> **Dataset records**
================================
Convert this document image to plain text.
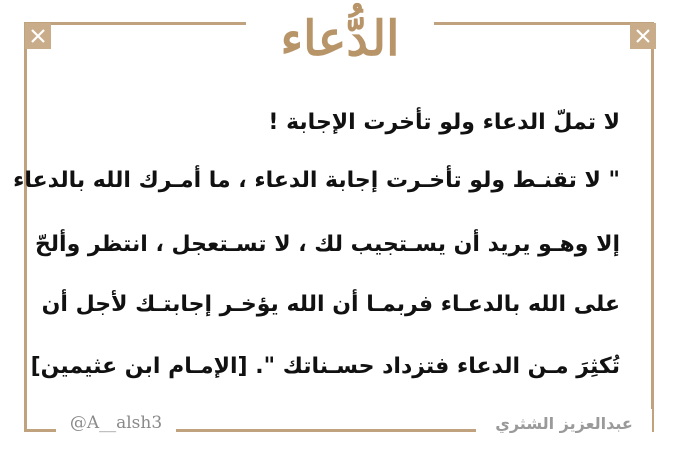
الدُّعاء
لا تملّ الدعاء ولو تأخرت الإجابة !
" لا تقنـط ولو تأخـرت إجابة الدعاء ، ما أمـرك الله بالدعاء
إلا وهـو يريد أن يسـتجيب لك ، لا تسـتعجل ، انتظر وألحّ
على الله بالدعـاء فربمـا أن الله يؤخـر إجابتـك لأجل أن
تُكثِرَ مـن الدعاء فتزداد حسـناتك ". [الإمـام ابن عثيمين]
@A__alsh3	عبدالعزيز الشثري
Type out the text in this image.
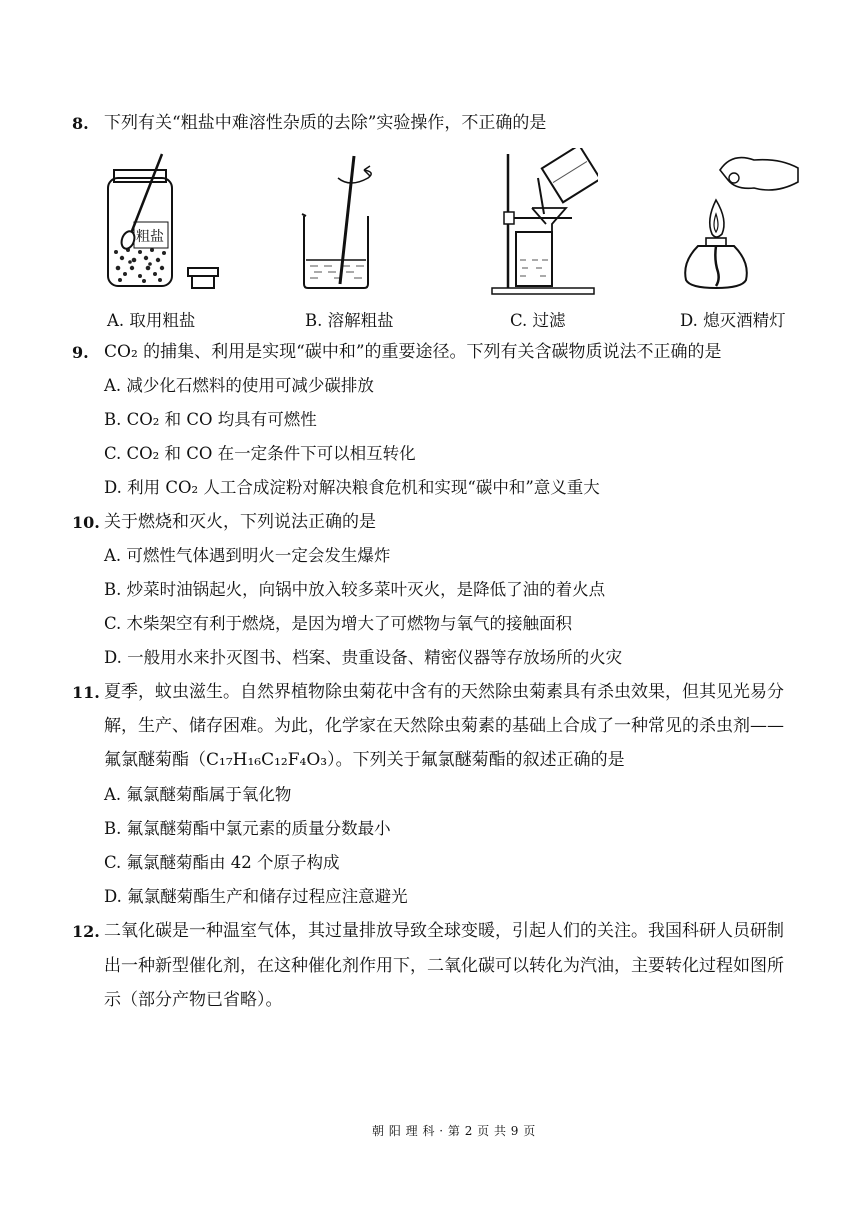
8. 下列有关“粗盐中难溶性杂质的去除”实验操作，不正确的是
粗盐
A. 取用粗盐	B. 溶解粗盐	C. 过滤	D. 熄灭酒精灯
9. CO₂ 的捕集、利用是实现“碳中和”的重要途径。下列有关含碳物质说法不正确的是
A. 减少化石燃料的使用可减少碳排放
B. CO₂ 和 CO 均具有可燃性
C. CO₂ 和 CO 在一定条件下可以相互转化
D. 利用 CO₂ 人工合成淀粉对解决粮食危机和实现“碳中和”意义重大
10. 关于燃烧和灭火，下列说法正确的是
A. 可燃性气体遇到明火一定会发生爆炸
B. 炒菜时油锅起火，向锅中放入较多菜叶灭火，是降低了油的着火点
C. 木柴架空有利于燃烧，是因为增大了可燃物与氧气的接触面积
D. 一般用水来扑灭图书、档案、贵重设备、精密仪器等存放场所的火灾
11. 夏季，蚊虫滋生。自然界植物除虫菊花中含有的天然除虫菊素具有杀虫效果，但其见光易分
解，生产、储存困难。为此，化学家在天然除虫菊素的基础上合成了一种常见的杀虫剂——
氟氯醚菊酯（C₁₇H₁₆C₁₂F₄O₃）。下列关于氟氯醚菊酯的叙述正确的是
A. 氟氯醚菊酯属于氧化物
B. 氟氯醚菊酯中氯元素的质量分数最小
C. 氟氯醚菊酯由 42 个原子构成
D. 氟氯醚菊酯生产和储存过程应注意避光
12. 二氧化碳是一种温室气体，其过量排放导致全球变暖，引起人们的关注。我国科研人员研制
出一种新型催化剂，在这种催化剂作用下，二氧化碳可以转化为汽油，主要转化过程如图所
示（部分产物已省略）。
朝 阳 理 科 · 第 2 页 共 9 页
================================
> **Your objective**
Copy out exactly the lines from the one with "Type out the text in this image." through the end of the listing, both ends included, omitting any picture.

> **Exercise output**
Type out the text in this image.
8. 下列有关“粗盐中难溶性杂质的去除”实验操作，不正确的是
粗盐
A. 取用粗盐	B. 溶解粗盐	C. 过滤	D. 熄灭酒精灯
9. CO₂ 的捕集、利用是实现“碳中和”的重要途径。下列有关含碳物质说法不正确的是
A. 减少化石燃料的使用可减少碳排放
B. CO₂ 和 CO 均具有可燃性
C. CO₂ 和 CO 在一定条件下可以相互转化
D. 利用 CO₂ 人工合成淀粉对解决粮食危机和实现“碳中和”意义重大
10. 关于燃烧和灭火，下列说法正确的是
A. 可燃性气体遇到明火一定会发生爆炸
B. 炒菜时油锅起火，向锅中放入较多菜叶灭火，是降低了油的着火点
C. 木柴架空有利于燃烧，是因为增大了可燃物与氧气的接触面积
D. 一般用水来扑灭图书、档案、贵重设备、精密仪器等存放场所的火灾
11. 夏季，蚊虫滋生。自然界植物除虫菊花中含有的天然除虫菊素具有杀虫效果，但其见光易分
解，生产、储存困难。为此，化学家在天然除虫菊素的基础上合成了一种常见的杀虫剂——
氟氯醚菊酯（C₁₇H₁₆C₁₂F₄O₃）。下列关于氟氯醚菊酯的叙述正确的是
A. 氟氯醚菊酯属于氧化物
B. 氟氯醚菊酯中氯元素的质量分数最小
C. 氟氯醚菊酯由 42 个原子构成
D. 氟氯醚菊酯生产和储存过程应注意避光
12. 二氧化碳是一种温室气体，其过量排放导致全球变暖，引起人们的关注。我国科研人员研制
出一种新型催化剂，在这种催化剂作用下，二氧化碳可以转化为汽油，主要转化过程如图所
示（部分产物已省略）。
朝 阳 理 科 · 第 2 页 共 9 页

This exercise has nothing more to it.